## Set exercise
Reproduce all of the material word for word.

## Records for the exercise
________________________
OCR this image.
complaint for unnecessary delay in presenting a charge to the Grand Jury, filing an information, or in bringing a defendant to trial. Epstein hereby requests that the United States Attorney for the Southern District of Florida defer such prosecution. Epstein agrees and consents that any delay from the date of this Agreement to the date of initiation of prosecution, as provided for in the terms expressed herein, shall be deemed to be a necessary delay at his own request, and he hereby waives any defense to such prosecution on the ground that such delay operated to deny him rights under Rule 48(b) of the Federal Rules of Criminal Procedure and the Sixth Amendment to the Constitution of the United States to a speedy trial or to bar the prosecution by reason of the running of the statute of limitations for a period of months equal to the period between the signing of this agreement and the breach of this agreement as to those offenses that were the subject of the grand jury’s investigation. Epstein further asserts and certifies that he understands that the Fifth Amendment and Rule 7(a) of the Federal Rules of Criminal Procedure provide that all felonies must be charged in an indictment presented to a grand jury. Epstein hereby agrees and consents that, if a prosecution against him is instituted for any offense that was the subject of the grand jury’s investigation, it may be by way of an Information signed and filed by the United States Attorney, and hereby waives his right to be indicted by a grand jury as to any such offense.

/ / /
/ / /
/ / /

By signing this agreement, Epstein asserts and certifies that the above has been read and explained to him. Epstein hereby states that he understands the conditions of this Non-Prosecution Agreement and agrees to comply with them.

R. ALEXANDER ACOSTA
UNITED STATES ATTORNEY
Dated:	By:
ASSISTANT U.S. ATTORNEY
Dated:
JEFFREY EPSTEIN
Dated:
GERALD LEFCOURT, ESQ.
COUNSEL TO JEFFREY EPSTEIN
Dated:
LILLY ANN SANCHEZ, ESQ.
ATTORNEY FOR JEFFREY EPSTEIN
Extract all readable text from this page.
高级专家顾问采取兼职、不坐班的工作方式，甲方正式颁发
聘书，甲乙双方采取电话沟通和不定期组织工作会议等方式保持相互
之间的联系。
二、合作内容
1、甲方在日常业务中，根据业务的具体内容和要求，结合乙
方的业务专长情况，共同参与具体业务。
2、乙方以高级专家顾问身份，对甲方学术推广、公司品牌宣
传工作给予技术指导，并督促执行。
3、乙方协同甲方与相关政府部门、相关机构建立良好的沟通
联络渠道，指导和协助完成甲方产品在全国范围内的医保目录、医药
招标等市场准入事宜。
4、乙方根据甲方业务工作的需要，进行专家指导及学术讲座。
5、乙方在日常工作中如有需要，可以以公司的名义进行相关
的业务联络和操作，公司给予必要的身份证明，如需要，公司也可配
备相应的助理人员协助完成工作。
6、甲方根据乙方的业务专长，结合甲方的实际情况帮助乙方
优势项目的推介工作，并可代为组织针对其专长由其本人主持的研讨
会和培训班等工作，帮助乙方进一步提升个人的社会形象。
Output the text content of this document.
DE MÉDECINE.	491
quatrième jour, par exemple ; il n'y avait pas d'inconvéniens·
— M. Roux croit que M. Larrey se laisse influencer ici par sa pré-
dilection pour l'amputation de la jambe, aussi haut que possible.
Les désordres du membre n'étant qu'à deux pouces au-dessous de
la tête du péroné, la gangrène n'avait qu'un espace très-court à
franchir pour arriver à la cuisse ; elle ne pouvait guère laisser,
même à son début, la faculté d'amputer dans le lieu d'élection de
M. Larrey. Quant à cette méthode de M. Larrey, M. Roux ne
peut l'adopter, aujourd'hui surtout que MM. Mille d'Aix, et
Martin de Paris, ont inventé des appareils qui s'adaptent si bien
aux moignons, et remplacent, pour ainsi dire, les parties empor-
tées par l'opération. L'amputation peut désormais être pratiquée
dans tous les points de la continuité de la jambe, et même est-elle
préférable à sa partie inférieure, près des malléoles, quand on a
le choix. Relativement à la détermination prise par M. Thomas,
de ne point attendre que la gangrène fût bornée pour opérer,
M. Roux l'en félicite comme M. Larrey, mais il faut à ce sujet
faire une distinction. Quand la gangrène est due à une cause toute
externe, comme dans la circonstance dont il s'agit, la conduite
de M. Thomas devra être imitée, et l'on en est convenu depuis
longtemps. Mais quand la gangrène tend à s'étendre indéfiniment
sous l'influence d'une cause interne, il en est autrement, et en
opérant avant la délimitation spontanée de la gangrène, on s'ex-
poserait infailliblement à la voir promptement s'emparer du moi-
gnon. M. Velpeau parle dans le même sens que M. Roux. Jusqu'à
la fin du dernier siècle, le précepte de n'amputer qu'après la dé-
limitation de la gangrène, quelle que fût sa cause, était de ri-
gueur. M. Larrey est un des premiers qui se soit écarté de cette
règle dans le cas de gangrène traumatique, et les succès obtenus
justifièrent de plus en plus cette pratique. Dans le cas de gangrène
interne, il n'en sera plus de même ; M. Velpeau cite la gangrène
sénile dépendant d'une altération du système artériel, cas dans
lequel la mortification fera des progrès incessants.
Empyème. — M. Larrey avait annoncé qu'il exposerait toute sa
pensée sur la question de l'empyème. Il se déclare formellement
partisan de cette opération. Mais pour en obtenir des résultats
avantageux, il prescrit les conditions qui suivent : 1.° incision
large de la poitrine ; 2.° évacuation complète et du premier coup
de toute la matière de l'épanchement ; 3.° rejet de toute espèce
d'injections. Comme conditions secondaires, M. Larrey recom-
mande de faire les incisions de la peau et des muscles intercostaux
________________________
## Written reply
OCR this image.
complaint for unnecessary delay in presenting a charge to the Grand Jury, filing an information, or in bringing a defendant to trial. Epstein hereby requests that the United States Attorney for the Southern District of Florida defer such prosecution. Epstein agrees and consents that any delay from the date of this Agreement to the date of initiation of prosecution, as provided for in the terms expressed herein, shall be deemed to be a necessary delay at his own request, and he hereby waives any defense to such prosecution on the ground that such delay operated to deny him rights under Rule 48(b) of the Federal Rules of Criminal Procedure and the Sixth Amendment to the Constitution of the United States to a speedy trial or to bar the prosecution by reason of the running of the statute of limitations for a period of months equal to the period between the signing of this agreement and the breach of this agreement as to those offenses that were the subject of the grand jury’s investigation. Epstein further asserts and certifies that he understands that the Fifth Amendment and Rule 7(a) of the Federal Rules of Criminal Procedure provide that all felonies must be charged in an indictment presented to a grand jury. Epstein hereby agrees and consents that, if a prosecution against him is instituted for any offense that was the subject of the grand jury’s investigation, it may be by way of an Information signed and filed by the United States Attorney, and hereby waives his right to be indicted by a grand jury as to any such offense.

/ / /
/ / /
/ / /

By signing this agreement, Epstein asserts and certifies that the above has been read and explained to him. Epstein hereby states that he understands the conditions of this Non-Prosecution Agreement and agrees to comply with them.

R. ALEXANDER ACOSTA
UNITED STATES ATTORNEY
Dated:	By:
ASSISTANT U.S. ATTORNEY
Dated:
JEFFREY EPSTEIN
Dated:
GERALD LEFCOURT, ESQ.
COUNSEL TO JEFFREY EPSTEIN
Dated:
LILLY ANN SANCHEZ, ESQ.
ATTORNEY FOR JEFFREY EPSTEIN
Extract all readable text from this page.
高级专家顾问采取兼职、不坐班的工作方式，甲方正式颁发
聘书，甲乙双方采取电话沟通和不定期组织工作会议等方式保持相互
之间的联系。
二、合作内容
1、甲方在日常业务中，根据业务的具体内容和要求，结合乙
方的业务专长情况，共同参与具体业务。
2、乙方以高级专家顾问身份，对甲方学术推广、公司品牌宣
传工作给予技术指导，并督促执行。
3、乙方协同甲方与相关政府部门、相关机构建立良好的沟通
联络渠道，指导和协助完成甲方产品在全国范围内的医保目录、医药
招标等市场准入事宜。
4、乙方根据甲方业务工作的需要，进行专家指导及学术讲座。
5、乙方在日常工作中如有需要，可以以公司的名义进行相关
的业务联络和操作，公司给予必要的身份证明，如需要，公司也可配
备相应的助理人员协助完成工作。
6、甲方根据乙方的业务专长，结合甲方的实际情况帮助乙方
优势项目的推介工作，并可代为组织针对其专长由其本人主持的研讨
会和培训班等工作，帮助乙方进一步提升个人的社会形象。
Output the text content of this document.
DE MÉDECINE.	491
quatrième jour, par exemple ; il n'y avait pas d'inconvéniens·
— M. Roux croit que M. Larrey se laisse influencer ici par sa pré-
dilection pour l'amputation de la jambe, aussi haut que possible.
Les désordres du membre n'étant qu'à deux pouces au-dessous de
la tête du péroné, la gangrène n'avait qu'un espace très-court à
franchir pour arriver à la cuisse ; elle ne pouvait guère laisser,
même à son début, la faculté d'amputer dans le lieu d'élection de
M. Larrey. Quant à cette méthode de M. Larrey, M. Roux ne
peut l'adopter, aujourd'hui surtout que MM. Mille d'Aix, et
Martin de Paris, ont inventé des appareils qui s'adaptent si bien
aux moignons, et remplacent, pour ainsi dire, les parties empor-
tées par l'opération. L'amputation peut désormais être pratiquée
dans tous les points de la continuité de la jambe, et même est-elle
préférable à sa partie inférieure, près des malléoles, quand on a
le choix. Relativement à la détermination prise par M. Thomas,
de ne point attendre que la gangrène fût bornée pour opérer,
M. Roux l'en félicite comme M. Larrey, mais il faut à ce sujet
faire une distinction. Quand la gangrène est due à une cause toute
externe, comme dans la circonstance dont il s'agit, la conduite
de M. Thomas devra être imitée, et l'on en est convenu depuis
longtemps. Mais quand la gangrène tend à s'étendre indéfiniment
sous l'influence d'une cause interne, il en est autrement, et en
opérant avant la délimitation spontanée de la gangrène, on s'ex-
poserait infailliblement à la voir promptement s'emparer du moi-
gnon. M. Velpeau parle dans le même sens que M. Roux. Jusqu'à
la fin du dernier siècle, le précepte de n'amputer qu'après la dé-
limitation de la gangrène, quelle que fût sa cause, était de ri-
gueur. M. Larrey est un des premiers qui se soit écarté de cette
règle dans le cas de gangrène traumatique, et les succès obtenus
justifièrent de plus en plus cette pratique. Dans le cas de gangrène
interne, il n'en sera plus de même ; M. Velpeau cite la gangrène
sénile dépendant d'une altération du système artériel, cas dans
lequel la mortification fera des progrès incessants.
Empyème. — M. Larrey avait annoncé qu'il exposerait toute sa
pensée sur la question de l'empyème. Il se déclare formellement
partisan de cette opération. Mais pour en obtenir des résultats
avantageux, il prescrit les conditions qui suivent : 1.° incision
large de la poitrine ; 2.° évacuation complète et du premier coup
de toute la matière de l'épanchement ; 3.° rejet de toute espèce
d'injections. Comme conditions secondaires, M. Larrey recom-
mande de faire les incisions de la peau et des muscles intercostaux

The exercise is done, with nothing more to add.